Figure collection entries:
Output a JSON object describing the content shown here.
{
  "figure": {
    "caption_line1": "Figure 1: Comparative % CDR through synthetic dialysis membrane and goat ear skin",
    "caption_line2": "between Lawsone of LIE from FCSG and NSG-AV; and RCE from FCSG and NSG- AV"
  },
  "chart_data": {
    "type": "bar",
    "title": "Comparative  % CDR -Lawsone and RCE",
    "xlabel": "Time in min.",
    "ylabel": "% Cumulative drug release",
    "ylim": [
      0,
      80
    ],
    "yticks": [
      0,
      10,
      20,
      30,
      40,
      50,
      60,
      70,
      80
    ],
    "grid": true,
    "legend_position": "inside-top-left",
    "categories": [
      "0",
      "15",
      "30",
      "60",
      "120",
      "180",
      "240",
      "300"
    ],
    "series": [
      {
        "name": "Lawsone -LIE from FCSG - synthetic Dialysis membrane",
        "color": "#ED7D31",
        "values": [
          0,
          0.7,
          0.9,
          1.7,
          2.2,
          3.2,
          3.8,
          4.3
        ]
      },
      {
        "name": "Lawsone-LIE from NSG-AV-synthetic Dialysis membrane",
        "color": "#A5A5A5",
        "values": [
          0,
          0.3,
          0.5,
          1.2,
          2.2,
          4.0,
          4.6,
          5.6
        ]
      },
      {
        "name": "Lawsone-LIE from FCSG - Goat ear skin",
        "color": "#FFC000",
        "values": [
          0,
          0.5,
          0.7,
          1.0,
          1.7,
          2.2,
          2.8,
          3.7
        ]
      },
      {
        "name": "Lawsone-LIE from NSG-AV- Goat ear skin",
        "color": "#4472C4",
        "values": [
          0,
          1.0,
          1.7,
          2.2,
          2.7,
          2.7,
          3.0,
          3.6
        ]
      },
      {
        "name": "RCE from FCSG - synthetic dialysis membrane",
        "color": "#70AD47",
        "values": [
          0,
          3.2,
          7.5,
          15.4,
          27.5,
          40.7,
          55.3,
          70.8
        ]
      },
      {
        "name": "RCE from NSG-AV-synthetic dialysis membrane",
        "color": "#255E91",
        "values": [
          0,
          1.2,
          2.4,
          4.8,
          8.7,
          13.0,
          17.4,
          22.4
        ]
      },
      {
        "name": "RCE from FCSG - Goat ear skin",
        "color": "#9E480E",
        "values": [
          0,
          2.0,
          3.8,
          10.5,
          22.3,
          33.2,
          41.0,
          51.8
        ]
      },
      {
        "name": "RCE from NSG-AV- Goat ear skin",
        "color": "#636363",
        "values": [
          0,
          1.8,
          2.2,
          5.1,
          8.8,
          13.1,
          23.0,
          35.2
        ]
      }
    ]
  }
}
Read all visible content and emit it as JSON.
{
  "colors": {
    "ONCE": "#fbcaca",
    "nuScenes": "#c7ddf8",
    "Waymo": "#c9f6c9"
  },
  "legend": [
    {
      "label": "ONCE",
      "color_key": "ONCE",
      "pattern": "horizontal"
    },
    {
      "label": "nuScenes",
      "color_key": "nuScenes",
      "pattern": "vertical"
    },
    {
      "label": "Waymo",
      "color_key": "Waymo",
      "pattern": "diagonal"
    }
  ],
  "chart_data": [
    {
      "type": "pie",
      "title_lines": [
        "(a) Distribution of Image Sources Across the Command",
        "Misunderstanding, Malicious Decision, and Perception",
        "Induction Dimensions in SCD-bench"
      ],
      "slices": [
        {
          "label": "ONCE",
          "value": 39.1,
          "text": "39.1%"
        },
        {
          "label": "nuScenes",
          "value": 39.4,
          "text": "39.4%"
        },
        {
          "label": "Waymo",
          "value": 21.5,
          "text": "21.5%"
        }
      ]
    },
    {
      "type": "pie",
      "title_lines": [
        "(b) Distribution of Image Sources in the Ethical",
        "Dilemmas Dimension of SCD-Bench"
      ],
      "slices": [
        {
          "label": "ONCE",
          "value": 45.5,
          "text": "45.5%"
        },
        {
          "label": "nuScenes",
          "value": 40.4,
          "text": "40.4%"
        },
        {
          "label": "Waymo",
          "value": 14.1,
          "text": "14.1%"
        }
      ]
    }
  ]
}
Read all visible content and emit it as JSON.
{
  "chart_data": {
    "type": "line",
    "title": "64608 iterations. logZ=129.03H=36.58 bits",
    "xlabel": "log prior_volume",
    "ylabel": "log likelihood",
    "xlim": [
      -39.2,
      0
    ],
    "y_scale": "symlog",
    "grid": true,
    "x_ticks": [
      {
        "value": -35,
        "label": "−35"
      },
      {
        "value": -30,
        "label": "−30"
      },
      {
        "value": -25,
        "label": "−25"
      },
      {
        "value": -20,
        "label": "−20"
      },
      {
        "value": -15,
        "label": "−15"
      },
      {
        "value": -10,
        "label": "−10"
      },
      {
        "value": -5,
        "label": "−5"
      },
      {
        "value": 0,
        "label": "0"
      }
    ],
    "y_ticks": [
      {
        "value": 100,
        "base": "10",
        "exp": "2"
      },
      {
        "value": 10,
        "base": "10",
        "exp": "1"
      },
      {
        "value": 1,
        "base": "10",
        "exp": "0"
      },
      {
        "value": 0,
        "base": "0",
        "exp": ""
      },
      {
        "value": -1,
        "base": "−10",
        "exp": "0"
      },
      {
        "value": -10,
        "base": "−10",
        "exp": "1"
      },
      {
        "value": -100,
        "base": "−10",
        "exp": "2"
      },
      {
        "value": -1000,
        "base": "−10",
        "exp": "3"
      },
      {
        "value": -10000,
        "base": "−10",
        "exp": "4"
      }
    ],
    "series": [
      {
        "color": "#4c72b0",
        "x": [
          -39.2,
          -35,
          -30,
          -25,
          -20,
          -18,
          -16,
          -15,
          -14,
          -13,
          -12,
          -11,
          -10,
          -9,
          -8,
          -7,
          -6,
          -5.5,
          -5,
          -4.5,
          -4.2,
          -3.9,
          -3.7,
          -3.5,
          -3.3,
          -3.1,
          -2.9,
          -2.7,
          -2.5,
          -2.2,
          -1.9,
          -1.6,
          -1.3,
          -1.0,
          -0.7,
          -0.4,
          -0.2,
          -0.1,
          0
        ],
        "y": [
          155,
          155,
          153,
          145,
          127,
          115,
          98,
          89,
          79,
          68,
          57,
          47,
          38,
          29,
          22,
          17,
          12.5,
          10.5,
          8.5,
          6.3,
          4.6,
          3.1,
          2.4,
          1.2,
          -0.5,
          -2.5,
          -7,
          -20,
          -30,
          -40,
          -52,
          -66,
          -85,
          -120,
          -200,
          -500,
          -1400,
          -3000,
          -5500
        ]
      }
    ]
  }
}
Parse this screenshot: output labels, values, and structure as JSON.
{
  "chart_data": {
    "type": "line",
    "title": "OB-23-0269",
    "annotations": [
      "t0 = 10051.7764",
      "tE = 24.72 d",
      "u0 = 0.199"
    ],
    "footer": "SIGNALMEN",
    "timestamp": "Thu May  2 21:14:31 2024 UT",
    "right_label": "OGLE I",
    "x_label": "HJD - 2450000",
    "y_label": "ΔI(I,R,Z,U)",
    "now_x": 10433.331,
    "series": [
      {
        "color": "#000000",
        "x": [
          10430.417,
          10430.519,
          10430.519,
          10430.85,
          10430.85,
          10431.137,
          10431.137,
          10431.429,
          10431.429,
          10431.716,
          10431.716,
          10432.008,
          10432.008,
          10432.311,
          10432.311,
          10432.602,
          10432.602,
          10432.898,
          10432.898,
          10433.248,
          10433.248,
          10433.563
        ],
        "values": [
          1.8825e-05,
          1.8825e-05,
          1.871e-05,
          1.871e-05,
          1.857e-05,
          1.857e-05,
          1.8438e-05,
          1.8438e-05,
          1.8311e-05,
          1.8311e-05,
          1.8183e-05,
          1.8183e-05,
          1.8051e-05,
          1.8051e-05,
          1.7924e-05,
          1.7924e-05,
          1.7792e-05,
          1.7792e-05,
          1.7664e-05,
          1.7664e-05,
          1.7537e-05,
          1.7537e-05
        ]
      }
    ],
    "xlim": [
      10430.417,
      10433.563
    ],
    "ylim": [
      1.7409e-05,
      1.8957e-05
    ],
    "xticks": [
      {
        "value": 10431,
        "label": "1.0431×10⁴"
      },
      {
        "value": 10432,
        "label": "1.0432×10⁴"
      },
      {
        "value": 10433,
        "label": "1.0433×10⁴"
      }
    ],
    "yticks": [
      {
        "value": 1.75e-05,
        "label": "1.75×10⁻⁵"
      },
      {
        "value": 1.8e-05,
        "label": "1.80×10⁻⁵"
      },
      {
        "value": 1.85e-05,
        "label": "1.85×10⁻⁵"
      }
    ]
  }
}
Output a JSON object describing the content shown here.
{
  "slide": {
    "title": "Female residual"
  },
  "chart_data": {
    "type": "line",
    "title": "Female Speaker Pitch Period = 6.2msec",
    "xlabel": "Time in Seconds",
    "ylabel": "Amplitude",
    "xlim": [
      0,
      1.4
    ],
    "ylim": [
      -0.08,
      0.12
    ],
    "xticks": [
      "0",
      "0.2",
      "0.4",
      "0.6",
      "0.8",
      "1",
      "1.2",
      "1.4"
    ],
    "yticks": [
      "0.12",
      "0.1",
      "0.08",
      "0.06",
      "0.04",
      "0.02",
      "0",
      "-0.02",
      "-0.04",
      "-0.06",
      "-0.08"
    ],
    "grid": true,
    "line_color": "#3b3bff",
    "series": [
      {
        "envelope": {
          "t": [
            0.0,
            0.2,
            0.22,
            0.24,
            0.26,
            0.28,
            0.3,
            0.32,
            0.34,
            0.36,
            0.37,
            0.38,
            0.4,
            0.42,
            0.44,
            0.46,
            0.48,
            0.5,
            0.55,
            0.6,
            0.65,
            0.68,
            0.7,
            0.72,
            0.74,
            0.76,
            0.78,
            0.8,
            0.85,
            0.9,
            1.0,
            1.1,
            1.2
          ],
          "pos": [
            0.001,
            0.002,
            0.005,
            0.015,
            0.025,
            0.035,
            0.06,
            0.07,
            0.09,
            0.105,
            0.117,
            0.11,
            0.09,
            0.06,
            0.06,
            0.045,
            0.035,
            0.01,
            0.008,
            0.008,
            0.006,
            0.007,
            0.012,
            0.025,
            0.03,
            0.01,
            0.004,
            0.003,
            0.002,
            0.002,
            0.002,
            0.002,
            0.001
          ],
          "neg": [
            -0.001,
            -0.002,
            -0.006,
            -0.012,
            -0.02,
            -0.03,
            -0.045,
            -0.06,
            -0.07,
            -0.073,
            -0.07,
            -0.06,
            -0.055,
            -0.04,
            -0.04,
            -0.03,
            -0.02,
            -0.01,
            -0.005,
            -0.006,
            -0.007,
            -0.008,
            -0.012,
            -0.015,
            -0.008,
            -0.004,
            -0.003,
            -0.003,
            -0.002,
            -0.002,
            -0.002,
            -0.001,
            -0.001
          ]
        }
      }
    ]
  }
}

__WHAT IS ASKED__
Above is a listing; report how many of its lines include the word "ONCE", giving the number only.

__WRITTEN RESPONSE__
5